Stored data entries:
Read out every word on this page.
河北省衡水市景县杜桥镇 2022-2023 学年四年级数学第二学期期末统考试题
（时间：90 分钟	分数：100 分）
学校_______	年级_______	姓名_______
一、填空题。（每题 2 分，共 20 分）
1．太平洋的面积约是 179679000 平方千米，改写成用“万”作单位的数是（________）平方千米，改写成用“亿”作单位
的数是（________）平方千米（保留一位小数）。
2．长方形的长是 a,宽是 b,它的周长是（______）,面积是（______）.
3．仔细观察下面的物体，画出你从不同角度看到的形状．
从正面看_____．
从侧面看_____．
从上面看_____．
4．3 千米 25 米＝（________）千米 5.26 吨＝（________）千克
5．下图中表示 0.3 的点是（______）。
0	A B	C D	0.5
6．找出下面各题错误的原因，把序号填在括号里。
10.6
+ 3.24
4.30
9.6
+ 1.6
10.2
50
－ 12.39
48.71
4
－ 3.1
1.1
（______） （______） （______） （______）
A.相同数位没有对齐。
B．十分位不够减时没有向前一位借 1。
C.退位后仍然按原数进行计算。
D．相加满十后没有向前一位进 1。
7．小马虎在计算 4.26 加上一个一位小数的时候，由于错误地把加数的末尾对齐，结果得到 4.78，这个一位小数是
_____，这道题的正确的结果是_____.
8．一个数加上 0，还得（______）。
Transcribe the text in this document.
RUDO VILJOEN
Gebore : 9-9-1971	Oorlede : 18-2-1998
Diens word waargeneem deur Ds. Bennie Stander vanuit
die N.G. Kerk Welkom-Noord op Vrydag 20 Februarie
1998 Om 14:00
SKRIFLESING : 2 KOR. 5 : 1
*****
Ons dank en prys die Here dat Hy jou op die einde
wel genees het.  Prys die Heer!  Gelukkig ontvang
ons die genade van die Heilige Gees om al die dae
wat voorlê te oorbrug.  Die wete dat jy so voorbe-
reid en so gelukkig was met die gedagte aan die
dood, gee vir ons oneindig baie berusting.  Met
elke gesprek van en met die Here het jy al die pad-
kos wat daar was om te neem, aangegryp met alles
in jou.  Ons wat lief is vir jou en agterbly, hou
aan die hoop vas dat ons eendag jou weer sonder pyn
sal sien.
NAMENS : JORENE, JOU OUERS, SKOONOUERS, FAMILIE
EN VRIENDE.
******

> **What you need to do**: Report how many lines of the records above contain the word "Here", and give only that number.

> **Problem solution**: 2